[Rows from a dataset]
◆ ◆ ◆ ◆ ◆

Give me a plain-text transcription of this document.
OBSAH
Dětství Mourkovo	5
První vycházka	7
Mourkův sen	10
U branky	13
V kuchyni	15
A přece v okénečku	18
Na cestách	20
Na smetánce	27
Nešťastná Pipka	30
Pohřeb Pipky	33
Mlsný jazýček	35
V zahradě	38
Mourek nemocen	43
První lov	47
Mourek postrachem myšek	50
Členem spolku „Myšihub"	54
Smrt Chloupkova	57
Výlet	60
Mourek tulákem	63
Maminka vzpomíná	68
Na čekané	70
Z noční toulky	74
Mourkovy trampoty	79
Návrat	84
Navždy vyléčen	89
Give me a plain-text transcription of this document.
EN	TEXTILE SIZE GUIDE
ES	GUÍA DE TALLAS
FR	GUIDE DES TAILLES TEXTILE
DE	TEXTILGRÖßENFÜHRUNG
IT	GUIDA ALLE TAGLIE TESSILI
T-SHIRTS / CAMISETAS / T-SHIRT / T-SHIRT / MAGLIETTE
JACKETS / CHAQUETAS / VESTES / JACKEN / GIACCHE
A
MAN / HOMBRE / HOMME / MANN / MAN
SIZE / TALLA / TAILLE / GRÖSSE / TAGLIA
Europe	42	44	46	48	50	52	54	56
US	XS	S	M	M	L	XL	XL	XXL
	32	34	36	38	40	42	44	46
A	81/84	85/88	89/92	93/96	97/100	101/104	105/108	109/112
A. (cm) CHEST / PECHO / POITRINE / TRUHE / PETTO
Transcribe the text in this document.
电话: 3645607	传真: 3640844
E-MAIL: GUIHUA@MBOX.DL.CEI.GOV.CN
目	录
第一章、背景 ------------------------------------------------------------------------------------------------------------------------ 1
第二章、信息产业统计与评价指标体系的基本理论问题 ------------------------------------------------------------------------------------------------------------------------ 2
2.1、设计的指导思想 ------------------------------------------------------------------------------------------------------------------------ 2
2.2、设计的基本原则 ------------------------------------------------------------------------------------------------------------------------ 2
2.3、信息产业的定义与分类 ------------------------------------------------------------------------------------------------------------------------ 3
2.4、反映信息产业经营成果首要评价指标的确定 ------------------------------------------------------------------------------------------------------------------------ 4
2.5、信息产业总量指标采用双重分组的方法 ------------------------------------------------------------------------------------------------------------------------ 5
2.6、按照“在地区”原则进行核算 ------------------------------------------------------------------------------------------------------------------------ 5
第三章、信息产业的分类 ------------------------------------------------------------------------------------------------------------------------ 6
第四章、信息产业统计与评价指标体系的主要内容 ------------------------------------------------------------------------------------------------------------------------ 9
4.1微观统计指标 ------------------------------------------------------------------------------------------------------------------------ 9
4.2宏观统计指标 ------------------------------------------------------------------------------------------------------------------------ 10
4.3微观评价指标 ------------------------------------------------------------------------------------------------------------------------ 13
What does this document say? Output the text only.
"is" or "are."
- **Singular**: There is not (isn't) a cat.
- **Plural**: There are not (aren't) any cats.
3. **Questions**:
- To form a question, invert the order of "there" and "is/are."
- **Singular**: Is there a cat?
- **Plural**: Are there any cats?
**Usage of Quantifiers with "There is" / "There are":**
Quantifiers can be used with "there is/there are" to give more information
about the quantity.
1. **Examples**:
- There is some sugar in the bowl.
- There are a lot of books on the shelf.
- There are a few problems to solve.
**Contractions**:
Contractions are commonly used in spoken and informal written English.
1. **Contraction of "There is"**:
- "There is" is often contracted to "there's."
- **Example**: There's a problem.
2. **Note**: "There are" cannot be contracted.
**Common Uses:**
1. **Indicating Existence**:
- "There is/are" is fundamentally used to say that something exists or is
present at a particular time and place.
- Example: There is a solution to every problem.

◆ ◆ ◆ ◆ ◆

Pull out each line of the entries that contains "Quantifiers".

**Usage of Quantifiers with "There is" / "There are":**
Quantifiers can be used with "there is/there are" to give more information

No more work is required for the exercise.